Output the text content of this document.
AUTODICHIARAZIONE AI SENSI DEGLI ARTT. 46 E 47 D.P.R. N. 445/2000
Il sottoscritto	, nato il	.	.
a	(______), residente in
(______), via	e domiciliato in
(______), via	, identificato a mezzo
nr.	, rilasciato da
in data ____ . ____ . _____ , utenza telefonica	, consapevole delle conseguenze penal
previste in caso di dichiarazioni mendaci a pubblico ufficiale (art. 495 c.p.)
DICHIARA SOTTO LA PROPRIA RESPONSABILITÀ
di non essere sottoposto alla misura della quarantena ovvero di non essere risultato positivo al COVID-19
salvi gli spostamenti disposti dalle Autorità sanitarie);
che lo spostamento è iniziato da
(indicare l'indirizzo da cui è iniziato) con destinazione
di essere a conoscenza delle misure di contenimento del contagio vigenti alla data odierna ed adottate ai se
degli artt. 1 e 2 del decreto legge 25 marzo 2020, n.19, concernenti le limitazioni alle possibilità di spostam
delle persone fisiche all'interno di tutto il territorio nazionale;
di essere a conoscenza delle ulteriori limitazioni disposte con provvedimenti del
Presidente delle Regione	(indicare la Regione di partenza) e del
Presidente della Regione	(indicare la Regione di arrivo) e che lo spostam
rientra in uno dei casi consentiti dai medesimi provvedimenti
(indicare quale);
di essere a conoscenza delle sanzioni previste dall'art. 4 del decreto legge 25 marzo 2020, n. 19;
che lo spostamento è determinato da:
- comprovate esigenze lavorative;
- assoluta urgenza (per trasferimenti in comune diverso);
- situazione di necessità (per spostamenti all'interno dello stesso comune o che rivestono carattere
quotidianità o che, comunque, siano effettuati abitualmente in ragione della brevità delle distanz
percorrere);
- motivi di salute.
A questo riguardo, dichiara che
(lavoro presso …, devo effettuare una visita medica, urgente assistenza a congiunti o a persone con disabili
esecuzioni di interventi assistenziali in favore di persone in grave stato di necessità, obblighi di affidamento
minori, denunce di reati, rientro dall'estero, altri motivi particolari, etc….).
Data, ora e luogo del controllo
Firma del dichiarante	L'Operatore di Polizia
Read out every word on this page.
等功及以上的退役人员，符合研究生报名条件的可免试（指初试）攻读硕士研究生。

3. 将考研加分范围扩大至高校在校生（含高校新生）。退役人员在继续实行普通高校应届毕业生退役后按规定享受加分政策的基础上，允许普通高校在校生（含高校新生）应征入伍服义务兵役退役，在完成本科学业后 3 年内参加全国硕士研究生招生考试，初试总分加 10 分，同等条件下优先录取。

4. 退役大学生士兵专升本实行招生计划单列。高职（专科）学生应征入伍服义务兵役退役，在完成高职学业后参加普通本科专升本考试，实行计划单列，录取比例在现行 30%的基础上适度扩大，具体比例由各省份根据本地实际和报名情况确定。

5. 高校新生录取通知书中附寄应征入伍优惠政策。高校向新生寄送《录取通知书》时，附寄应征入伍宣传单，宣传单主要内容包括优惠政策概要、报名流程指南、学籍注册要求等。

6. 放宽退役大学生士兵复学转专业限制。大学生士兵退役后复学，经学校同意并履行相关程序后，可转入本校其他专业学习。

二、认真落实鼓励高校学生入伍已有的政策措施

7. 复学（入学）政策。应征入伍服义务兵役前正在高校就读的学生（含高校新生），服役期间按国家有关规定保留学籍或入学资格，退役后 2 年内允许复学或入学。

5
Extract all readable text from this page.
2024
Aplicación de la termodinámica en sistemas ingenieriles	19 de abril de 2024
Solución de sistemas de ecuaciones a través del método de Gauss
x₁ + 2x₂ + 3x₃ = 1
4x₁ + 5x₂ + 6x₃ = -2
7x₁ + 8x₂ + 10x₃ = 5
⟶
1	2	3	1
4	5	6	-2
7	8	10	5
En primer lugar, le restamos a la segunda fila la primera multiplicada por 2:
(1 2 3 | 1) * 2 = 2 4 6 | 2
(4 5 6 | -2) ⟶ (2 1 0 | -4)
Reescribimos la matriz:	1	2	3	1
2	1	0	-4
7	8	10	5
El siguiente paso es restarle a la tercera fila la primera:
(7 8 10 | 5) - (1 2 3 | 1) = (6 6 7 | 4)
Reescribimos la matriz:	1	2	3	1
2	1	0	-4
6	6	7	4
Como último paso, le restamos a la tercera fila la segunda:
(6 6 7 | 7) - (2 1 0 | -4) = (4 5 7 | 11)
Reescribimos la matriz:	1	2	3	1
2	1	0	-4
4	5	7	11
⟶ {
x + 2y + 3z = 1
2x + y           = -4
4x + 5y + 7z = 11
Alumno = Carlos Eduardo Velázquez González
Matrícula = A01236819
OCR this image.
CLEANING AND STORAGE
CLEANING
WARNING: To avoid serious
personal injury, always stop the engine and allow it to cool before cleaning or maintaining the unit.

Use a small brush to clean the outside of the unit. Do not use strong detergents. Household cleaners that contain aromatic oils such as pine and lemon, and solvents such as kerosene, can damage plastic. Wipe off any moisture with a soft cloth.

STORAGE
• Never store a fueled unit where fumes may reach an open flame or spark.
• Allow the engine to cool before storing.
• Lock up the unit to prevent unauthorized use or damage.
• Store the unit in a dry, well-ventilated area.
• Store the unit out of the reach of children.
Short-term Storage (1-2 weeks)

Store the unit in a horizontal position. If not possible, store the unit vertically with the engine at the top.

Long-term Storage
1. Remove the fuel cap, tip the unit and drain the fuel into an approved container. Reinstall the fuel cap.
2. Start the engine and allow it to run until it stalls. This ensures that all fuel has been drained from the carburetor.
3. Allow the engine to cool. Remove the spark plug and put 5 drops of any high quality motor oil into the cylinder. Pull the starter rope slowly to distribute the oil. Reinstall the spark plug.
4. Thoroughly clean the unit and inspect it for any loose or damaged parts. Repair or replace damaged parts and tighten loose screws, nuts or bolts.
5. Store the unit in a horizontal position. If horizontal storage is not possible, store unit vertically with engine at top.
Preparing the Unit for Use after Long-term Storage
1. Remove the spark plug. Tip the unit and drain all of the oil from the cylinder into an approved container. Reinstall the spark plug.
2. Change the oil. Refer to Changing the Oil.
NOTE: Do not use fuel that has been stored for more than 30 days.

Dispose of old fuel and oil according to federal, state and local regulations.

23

> _Stated task_
Your task is to retype all of the records exactly.

> _Task answer_
Output the text content of this document.
AUTODICHIARAZIONE AI SENSI DEGLI ARTT. 46 E 47 D.P.R. N. 445/2000
Il sottoscritto	, nato il	.	.
a	(______), residente in
(______), via	e domiciliato in
(______), via	, identificato a mezzo
nr.	, rilasciato da
in data ____ . ____ . _____ , utenza telefonica	, consapevole delle conseguenze penal
previste in caso di dichiarazioni mendaci a pubblico ufficiale (art. 495 c.p.)
DICHIARA SOTTO LA PROPRIA RESPONSABILITÀ
di non essere sottoposto alla misura della quarantena ovvero di non essere risultato positivo al COVID-19
salvi gli spostamenti disposti dalle Autorità sanitarie);
che lo spostamento è iniziato da
(indicare l'indirizzo da cui è iniziato) con destinazione
di essere a conoscenza delle misure di contenimento del contagio vigenti alla data odierna ed adottate ai se
degli artt. 1 e 2 del decreto legge 25 marzo 2020, n.19, concernenti le limitazioni alle possibilità di spostam
delle persone fisiche all'interno di tutto il territorio nazionale;
di essere a conoscenza delle ulteriori limitazioni disposte con provvedimenti del
Presidente delle Regione	(indicare la Regione di partenza) e del
Presidente della Regione	(indicare la Regione di arrivo) e che lo spostam
rientra in uno dei casi consentiti dai medesimi provvedimenti
(indicare quale);
di essere a conoscenza delle sanzioni previste dall'art. 4 del decreto legge 25 marzo 2020, n. 19;
che lo spostamento è determinato da:
- comprovate esigenze lavorative;
- assoluta urgenza (per trasferimenti in comune diverso);
- situazione di necessità (per spostamenti all'interno dello stesso comune o che rivestono carattere
quotidianità o che, comunque, siano effettuati abitualmente in ragione della brevità delle distanz
percorrere);
- motivi di salute.
A questo riguardo, dichiara che
(lavoro presso …, devo effettuare una visita medica, urgente assistenza a congiunti o a persone con disabili
esecuzioni di interventi assistenziali in favore di persone in grave stato di necessità, obblighi di affidamento
minori, denunce di reati, rientro dall'estero, altri motivi particolari, etc….).
Data, ora e luogo del controllo
Firma del dichiarante	L'Operatore di Polizia
Read out every word on this page.
等功及以上的退役人员，符合研究生报名条件的可免试（指初试）攻读硕士研究生。

3. 将考研加分范围扩大至高校在校生（含高校新生）。退役人员在继续实行普通高校应届毕业生退役后按规定享受加分政策的基础上，允许普通高校在校生（含高校新生）应征入伍服义务兵役退役，在完成本科学业后 3 年内参加全国硕士研究生招生考试，初试总分加 10 分，同等条件下优先录取。

4. 退役大学生士兵专升本实行招生计划单列。高职（专科）学生应征入伍服义务兵役退役，在完成高职学业后参加普通本科专升本考试，实行计划单列，录取比例在现行 30%的基础上适度扩大，具体比例由各省份根据本地实际和报名情况确定。

5. 高校新生录取通知书中附寄应征入伍优惠政策。高校向新生寄送《录取通知书》时，附寄应征入伍宣传单，宣传单主要内容包括优惠政策概要、报名流程指南、学籍注册要求等。

6. 放宽退役大学生士兵复学转专业限制。大学生士兵退役后复学，经学校同意并履行相关程序后，可转入本校其他专业学习。

二、认真落实鼓励高校学生入伍已有的政策措施

7. 复学（入学）政策。应征入伍服义务兵役前正在高校就读的学生（含高校新生），服役期间按国家有关规定保留学籍或入学资格，退役后 2 年内允许复学或入学。

5
Extract all readable text from this page.
2024
Aplicación de la termodinámica en sistemas ingenieriles	19 de abril de 2024
Solución de sistemas de ecuaciones a través del método de Gauss
x₁ + 2x₂ + 3x₃ = 1
4x₁ + 5x₂ + 6x₃ = -2
7x₁ + 8x₂ + 10x₃ = 5
⟶
1	2	3	1
4	5	6	-2
7	8	10	5
En primer lugar, le restamos a la segunda fila la primera multiplicada por 2:
(1 2 3 | 1) * 2 = 2 4 6 | 2
(4 5 6 | -2) ⟶ (2 1 0 | -4)
Reescribimos la matriz:	1	2	3	1
2	1	0	-4
7	8	10	5
El siguiente paso es restarle a la tercera fila la primera:
(7 8 10 | 5) - (1 2 3 | 1) = (6 6 7 | 4)
Reescribimos la matriz:	1	2	3	1
2	1	0	-4
6	6	7	4
Como último paso, le restamos a la tercera fila la segunda:
(6 6 7 | 7) - (2 1 0 | -4) = (4 5 7 | 11)
Reescribimos la matriz:	1	2	3	1
2	1	0	-4
4	5	7	11
⟶ {
x + 2y + 3z = 1
2x + y           = -4
4x + 5y + 7z = 11
Alumno = Carlos Eduardo Velázquez González
Matrícula = A01236819
OCR this image.
CLEANING AND STORAGE
CLEANING
WARNING: To avoid serious
personal injury, always stop the engine and allow it to cool before cleaning or maintaining the unit.

Use a small brush to clean the outside of the unit. Do not use strong detergents. Household cleaners that contain aromatic oils such as pine and lemon, and solvents such as kerosene, can damage plastic. Wipe off any moisture with a soft cloth.

STORAGE
• Never store a fueled unit where fumes may reach an open flame or spark.
• Allow the engine to cool before storing.
• Lock up the unit to prevent unauthorized use or damage.
• Store the unit in a dry, well-ventilated area.
• Store the unit out of the reach of children.
Short-term Storage (1-2 weeks)

Store the unit in a horizontal position. If not possible, store the unit vertically with the engine at the top.

Long-term Storage
1. Remove the fuel cap, tip the unit and drain the fuel into an approved container. Reinstall the fuel cap.
2. Start the engine and allow it to run until it stalls. This ensures that all fuel has been drained from the carburetor.
3. Allow the engine to cool. Remove the spark plug and put 5 drops of any high quality motor oil into the cylinder. Pull the starter rope slowly to distribute the oil. Reinstall the spark plug.
4. Thoroughly clean the unit and inspect it for any loose or damaged parts. Repair or replace damaged parts and tighten loose screws, nuts or bolts.
5. Store the unit in a horizontal position. If horizontal storage is not possible, store unit vertically with engine at top.
Preparing the Unit for Use after Long-term Storage
1. Remove the spark plug. Tip the unit and drain all of the oil from the cylinder into an approved container. Reinstall the spark plug.
2. Change the oil. Refer to Changing the Oil.
NOTE: Do not use fuel that has been stored for more than 30 days.

Dispose of old fuel and oil according to federal, state and local regulations.

23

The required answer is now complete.